---------- Materials provided

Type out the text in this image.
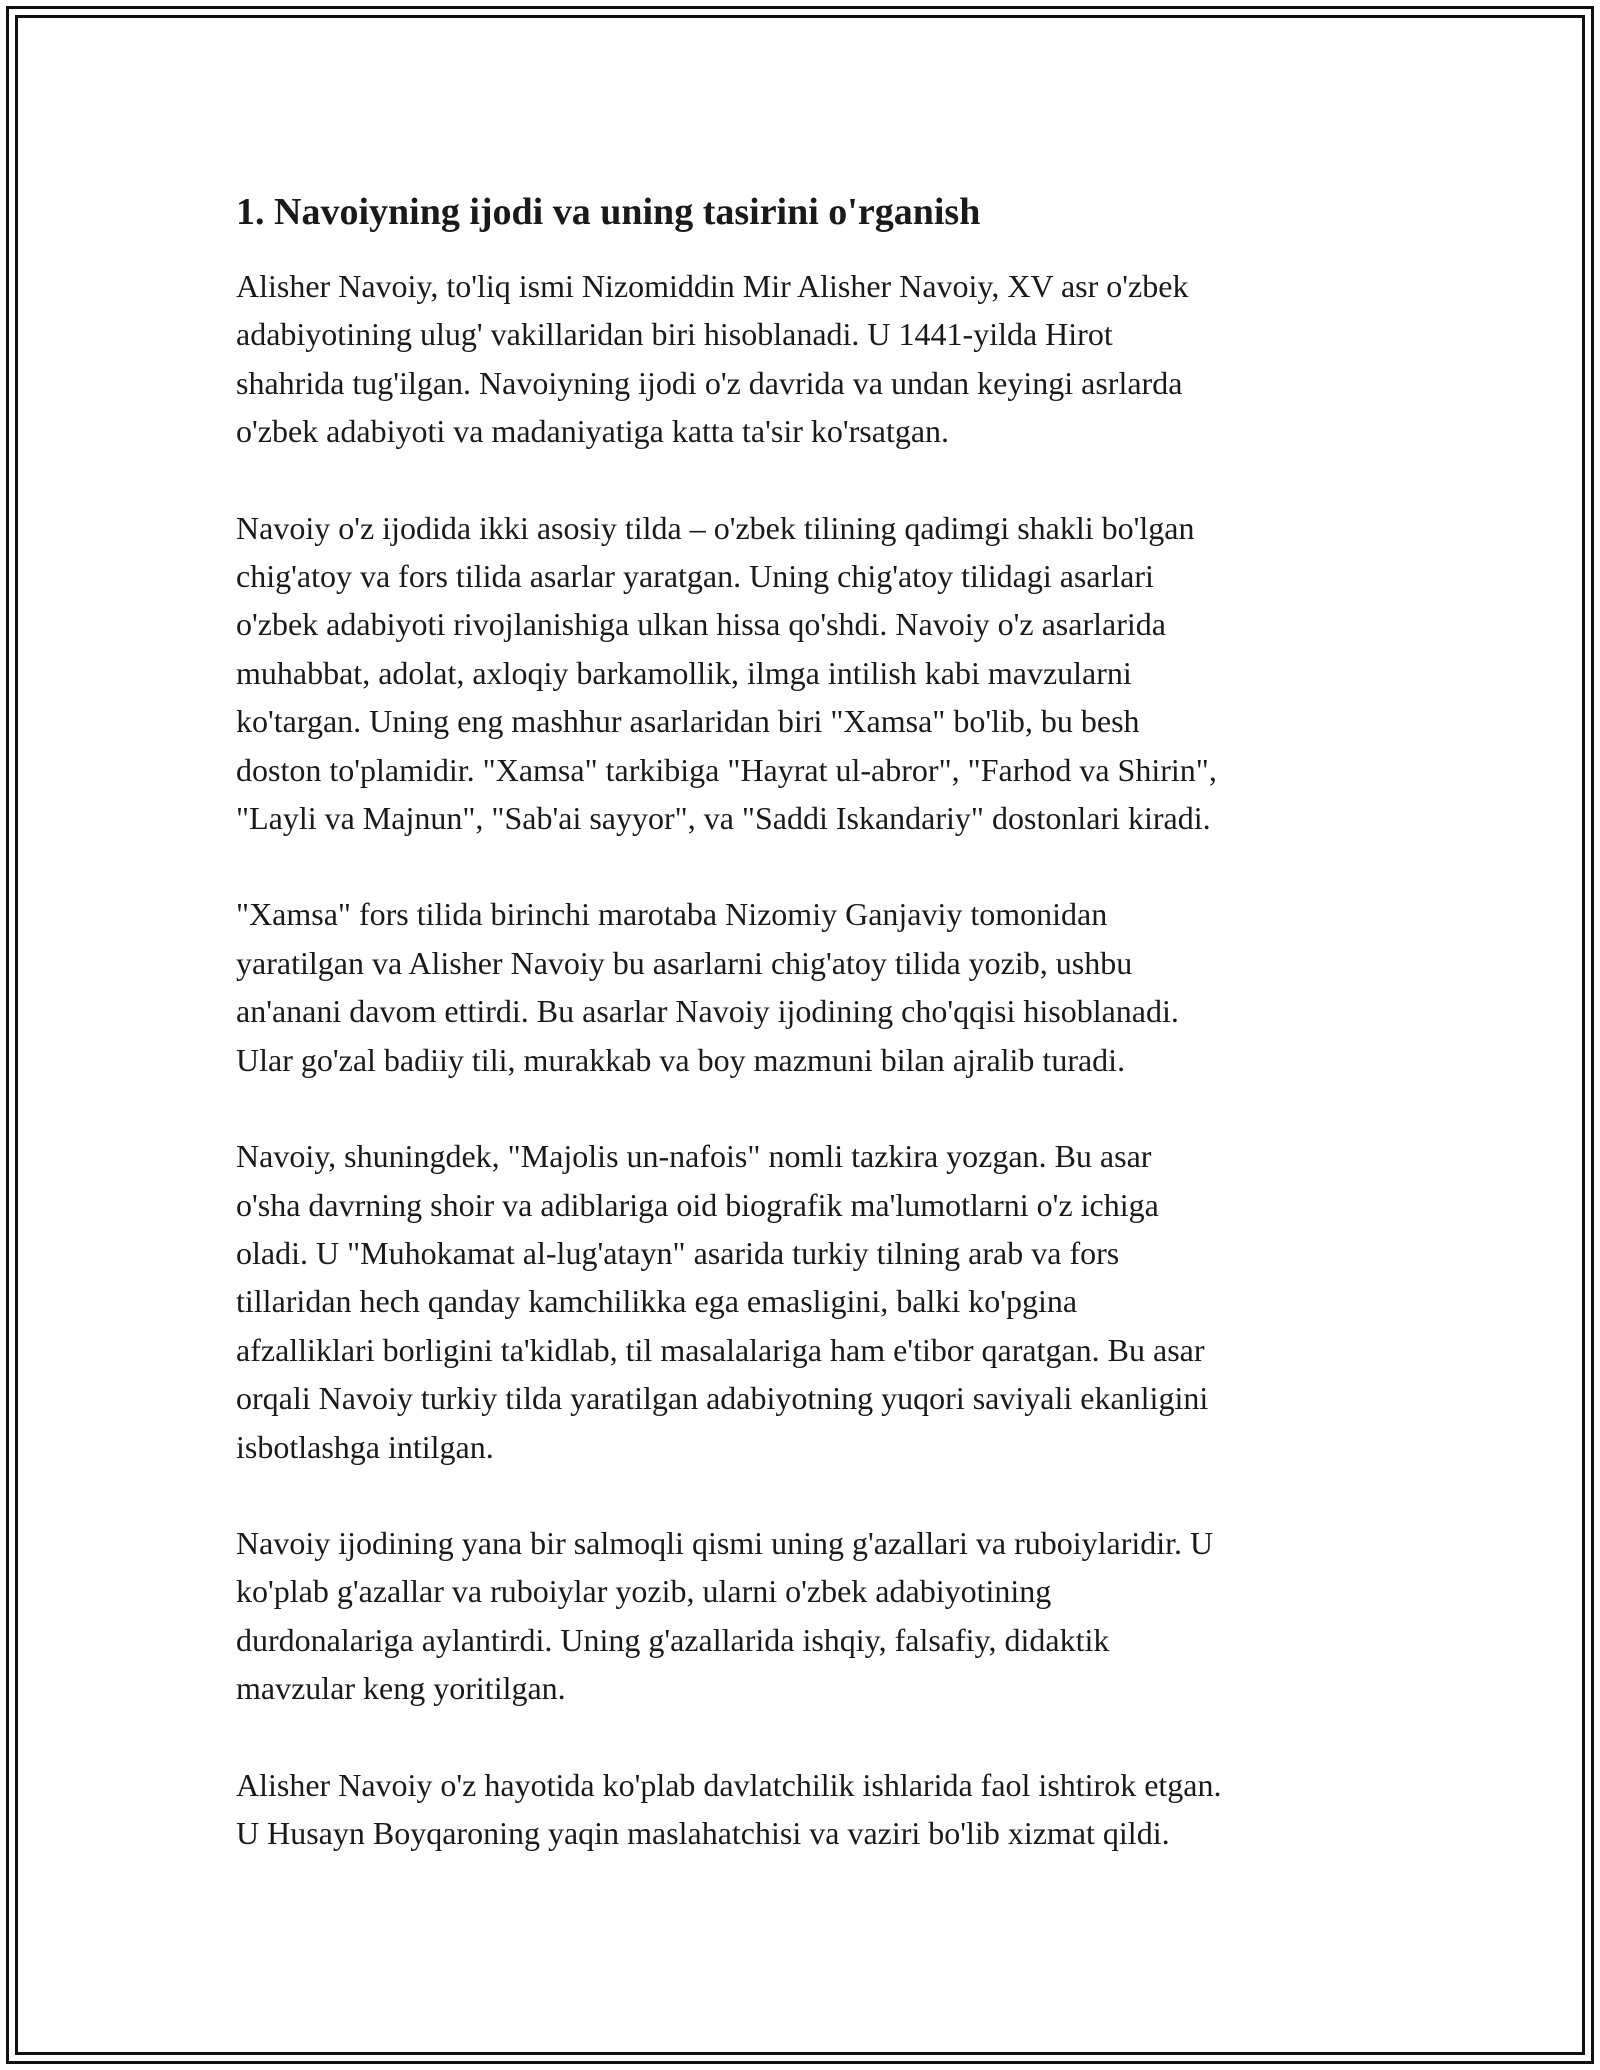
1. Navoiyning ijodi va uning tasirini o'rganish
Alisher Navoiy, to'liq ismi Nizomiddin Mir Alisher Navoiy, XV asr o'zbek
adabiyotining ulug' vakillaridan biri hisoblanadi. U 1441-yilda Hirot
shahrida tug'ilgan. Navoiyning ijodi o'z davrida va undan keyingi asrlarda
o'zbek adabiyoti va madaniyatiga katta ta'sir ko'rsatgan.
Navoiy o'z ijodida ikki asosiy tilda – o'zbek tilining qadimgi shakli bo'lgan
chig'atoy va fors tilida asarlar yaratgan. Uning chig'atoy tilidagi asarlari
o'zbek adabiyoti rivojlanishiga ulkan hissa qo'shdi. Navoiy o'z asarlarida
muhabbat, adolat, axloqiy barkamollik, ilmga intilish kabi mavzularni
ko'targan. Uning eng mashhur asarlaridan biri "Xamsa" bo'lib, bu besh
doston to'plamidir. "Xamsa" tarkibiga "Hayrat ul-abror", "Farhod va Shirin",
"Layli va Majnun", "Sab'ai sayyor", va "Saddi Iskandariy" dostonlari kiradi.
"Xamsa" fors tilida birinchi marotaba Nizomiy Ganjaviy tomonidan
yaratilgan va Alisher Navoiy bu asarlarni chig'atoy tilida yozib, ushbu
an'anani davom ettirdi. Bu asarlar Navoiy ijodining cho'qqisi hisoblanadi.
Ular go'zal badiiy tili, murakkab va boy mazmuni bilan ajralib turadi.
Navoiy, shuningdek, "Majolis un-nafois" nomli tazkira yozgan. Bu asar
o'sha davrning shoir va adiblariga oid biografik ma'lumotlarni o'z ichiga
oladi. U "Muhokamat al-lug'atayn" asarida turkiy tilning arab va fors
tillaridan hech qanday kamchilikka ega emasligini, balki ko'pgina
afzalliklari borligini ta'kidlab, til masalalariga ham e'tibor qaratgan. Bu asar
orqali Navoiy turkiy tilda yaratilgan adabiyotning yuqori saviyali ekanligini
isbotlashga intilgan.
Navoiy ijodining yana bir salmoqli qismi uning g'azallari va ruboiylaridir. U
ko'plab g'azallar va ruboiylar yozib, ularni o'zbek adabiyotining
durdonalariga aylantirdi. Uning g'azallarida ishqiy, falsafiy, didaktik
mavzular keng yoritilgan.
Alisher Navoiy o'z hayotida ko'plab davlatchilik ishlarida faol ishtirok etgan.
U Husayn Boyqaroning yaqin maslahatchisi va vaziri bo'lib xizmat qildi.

--------------------

**What the task requires**: Images do not belong in the copy; reproduce all other parts of the records above verbatim.

**Exercise answer**:
Type out the text in this image.
1. Navoiyning ijodi va uning tasirini o'rganish
Alisher Navoiy, to'liq ismi Nizomiddin Mir Alisher Navoiy, XV asr o'zbek
adabiyotining ulug' vakillaridan biri hisoblanadi. U 1441-yilda Hirot
shahrida tug'ilgan. Navoiyning ijodi o'z davrida va undan keyingi asrlarda
o'zbek adabiyoti va madaniyatiga katta ta'sir ko'rsatgan.
Navoiy o'z ijodida ikki asosiy tilda – o'zbek tilining qadimgi shakli bo'lgan
chig'atoy va fors tilida asarlar yaratgan. Uning chig'atoy tilidagi asarlari
o'zbek adabiyoti rivojlanishiga ulkan hissa qo'shdi. Navoiy o'z asarlarida
muhabbat, adolat, axloqiy barkamollik, ilmga intilish kabi mavzularni
ko'targan. Uning eng mashhur asarlaridan biri "Xamsa" bo'lib, bu besh
doston to'plamidir. "Xamsa" tarkibiga "Hayrat ul-abror", "Farhod va Shirin",
"Layli va Majnun", "Sab'ai sayyor", va "Saddi Iskandariy" dostonlari kiradi.
"Xamsa" fors tilida birinchi marotaba Nizomiy Ganjaviy tomonidan
yaratilgan va Alisher Navoiy bu asarlarni chig'atoy tilida yozib, ushbu
an'anani davom ettirdi. Bu asarlar Navoiy ijodining cho'qqisi hisoblanadi.
Ular go'zal badiiy tili, murakkab va boy mazmuni bilan ajralib turadi.
Navoiy, shuningdek, "Majolis un-nafois" nomli tazkira yozgan. Bu asar
o'sha davrning shoir va adiblariga oid biografik ma'lumotlarni o'z ichiga
oladi. U "Muhokamat al-lug'atayn" asarida turkiy tilning arab va fors
tillaridan hech qanday kamchilikka ega emasligini, balki ko'pgina
afzalliklari borligini ta'kidlab, til masalalariga ham e'tibor qaratgan. Bu asar
orqali Navoiy turkiy tilda yaratilgan adabiyotning yuqori saviyali ekanligini
isbotlashga intilgan.
Navoiy ijodining yana bir salmoqli qismi uning g'azallari va ruboiylaridir. U
ko'plab g'azallar va ruboiylar yozib, ularni o'zbek adabiyotining
durdonalariga aylantirdi. Uning g'azallarida ishqiy, falsafiy, didaktik
mavzular keng yoritilgan.
Alisher Navoiy o'z hayotida ko'plab davlatchilik ishlarida faol ishtirok etgan.
U Husayn Boyqaroning yaqin maslahatchisi va vaziri bo'lib xizmat qildi.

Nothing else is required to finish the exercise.